Entries with figure data
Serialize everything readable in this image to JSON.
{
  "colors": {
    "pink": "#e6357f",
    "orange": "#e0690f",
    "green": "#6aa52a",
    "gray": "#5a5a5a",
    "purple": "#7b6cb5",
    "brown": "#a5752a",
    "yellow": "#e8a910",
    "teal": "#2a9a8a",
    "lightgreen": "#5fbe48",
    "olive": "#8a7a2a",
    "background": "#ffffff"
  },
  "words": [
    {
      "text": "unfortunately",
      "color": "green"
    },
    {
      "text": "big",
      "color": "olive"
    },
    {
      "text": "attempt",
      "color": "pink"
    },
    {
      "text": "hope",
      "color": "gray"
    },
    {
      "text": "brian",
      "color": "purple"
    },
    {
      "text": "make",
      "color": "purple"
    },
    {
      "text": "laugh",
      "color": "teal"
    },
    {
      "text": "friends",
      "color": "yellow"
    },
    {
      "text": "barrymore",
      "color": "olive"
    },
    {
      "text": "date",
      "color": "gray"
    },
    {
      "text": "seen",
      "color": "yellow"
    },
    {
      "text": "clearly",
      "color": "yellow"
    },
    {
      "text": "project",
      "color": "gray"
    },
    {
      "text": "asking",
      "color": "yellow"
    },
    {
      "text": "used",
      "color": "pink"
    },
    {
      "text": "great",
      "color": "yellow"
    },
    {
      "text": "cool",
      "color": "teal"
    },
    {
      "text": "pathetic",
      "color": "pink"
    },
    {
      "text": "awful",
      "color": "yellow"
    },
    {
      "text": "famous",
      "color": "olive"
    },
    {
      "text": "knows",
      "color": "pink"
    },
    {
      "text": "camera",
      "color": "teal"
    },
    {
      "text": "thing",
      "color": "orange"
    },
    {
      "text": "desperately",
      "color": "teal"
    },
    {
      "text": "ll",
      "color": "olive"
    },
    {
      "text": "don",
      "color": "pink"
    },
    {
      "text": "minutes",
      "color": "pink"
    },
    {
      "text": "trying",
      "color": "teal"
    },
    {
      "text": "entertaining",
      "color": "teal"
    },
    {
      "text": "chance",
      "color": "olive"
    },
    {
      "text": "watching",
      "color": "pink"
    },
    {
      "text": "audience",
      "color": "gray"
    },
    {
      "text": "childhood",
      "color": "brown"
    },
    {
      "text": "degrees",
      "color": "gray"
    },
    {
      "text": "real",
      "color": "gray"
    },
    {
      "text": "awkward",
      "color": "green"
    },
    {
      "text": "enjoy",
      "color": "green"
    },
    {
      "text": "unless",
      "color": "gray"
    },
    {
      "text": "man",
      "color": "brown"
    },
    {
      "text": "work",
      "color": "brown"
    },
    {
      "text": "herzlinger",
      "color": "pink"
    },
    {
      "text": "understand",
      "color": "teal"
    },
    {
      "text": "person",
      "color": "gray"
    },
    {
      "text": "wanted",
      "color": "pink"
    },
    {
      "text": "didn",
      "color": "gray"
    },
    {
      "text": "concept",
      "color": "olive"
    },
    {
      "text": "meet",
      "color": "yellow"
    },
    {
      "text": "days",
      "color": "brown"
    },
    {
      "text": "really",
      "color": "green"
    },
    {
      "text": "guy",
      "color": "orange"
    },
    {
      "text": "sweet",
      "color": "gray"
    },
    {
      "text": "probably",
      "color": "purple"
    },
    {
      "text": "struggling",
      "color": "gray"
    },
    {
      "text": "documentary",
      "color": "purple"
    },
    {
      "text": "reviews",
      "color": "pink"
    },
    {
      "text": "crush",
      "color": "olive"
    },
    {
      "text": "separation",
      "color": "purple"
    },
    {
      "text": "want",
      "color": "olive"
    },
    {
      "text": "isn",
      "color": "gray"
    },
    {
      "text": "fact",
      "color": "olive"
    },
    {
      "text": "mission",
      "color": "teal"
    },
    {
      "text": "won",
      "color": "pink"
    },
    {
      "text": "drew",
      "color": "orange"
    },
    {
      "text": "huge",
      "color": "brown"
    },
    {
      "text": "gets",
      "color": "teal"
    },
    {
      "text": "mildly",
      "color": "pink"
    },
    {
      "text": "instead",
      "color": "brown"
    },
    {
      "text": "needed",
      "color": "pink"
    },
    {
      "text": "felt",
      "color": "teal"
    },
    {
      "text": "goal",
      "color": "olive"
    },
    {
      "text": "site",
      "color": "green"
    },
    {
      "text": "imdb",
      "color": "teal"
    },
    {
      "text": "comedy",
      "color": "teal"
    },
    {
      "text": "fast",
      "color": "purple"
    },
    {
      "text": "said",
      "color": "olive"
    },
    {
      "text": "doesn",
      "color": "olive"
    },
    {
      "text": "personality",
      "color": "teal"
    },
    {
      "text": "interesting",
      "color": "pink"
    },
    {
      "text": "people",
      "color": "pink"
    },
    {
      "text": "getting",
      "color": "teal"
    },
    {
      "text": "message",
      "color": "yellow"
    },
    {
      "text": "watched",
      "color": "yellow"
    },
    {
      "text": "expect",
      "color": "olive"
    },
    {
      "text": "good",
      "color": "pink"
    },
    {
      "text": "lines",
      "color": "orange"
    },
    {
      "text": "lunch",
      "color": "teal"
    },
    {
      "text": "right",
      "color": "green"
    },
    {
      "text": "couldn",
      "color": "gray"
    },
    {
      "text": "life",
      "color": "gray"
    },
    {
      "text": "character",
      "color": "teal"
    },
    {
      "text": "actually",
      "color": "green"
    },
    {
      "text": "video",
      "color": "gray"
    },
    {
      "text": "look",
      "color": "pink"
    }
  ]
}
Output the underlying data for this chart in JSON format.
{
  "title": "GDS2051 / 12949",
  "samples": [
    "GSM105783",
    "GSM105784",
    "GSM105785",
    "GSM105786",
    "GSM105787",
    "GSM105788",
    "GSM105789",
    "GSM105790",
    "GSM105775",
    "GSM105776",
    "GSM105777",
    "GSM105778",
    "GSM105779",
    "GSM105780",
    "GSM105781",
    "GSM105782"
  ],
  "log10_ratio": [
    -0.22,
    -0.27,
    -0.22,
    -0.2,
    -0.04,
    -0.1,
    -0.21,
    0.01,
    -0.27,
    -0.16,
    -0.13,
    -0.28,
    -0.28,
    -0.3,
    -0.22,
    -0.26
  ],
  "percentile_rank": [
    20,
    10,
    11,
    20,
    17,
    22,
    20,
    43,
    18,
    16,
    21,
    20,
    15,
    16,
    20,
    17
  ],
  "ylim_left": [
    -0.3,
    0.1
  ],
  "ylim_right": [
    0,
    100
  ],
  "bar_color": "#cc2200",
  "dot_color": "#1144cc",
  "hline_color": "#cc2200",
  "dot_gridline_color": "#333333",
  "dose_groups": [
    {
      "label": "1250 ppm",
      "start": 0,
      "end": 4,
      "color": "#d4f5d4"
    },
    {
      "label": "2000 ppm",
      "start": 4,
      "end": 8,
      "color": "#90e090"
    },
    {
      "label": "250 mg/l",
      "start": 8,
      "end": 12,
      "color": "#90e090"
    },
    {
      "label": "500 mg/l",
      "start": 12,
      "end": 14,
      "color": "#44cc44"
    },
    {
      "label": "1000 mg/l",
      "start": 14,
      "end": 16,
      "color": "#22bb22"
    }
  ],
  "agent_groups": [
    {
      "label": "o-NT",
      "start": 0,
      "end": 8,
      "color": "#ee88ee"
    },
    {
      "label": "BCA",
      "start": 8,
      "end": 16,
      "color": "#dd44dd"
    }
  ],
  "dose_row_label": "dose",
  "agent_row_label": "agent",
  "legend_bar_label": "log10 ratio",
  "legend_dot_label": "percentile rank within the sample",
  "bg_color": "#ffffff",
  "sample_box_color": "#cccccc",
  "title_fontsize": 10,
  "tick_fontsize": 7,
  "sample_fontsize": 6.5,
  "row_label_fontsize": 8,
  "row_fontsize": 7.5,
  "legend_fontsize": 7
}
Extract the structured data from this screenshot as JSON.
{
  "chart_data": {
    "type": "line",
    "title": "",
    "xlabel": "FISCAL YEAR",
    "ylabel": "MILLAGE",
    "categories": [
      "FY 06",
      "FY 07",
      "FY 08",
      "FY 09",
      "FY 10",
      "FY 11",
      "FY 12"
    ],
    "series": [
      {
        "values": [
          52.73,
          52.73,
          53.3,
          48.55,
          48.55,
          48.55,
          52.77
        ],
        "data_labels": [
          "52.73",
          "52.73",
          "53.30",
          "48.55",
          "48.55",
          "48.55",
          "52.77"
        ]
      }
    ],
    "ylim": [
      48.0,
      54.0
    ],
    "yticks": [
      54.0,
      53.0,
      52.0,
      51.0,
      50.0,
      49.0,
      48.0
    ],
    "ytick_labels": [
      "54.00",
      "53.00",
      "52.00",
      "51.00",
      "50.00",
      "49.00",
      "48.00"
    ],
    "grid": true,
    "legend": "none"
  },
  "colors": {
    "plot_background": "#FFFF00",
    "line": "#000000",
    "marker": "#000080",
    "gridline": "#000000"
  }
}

**Problem details**
Copy every line of the material in which the word "JSON" occurs.

**Task result**
Serialize everything readable in this image to JSON.
Output the underlying data for this chart in JSON format.
Extract the structured data from this screenshot as JSON.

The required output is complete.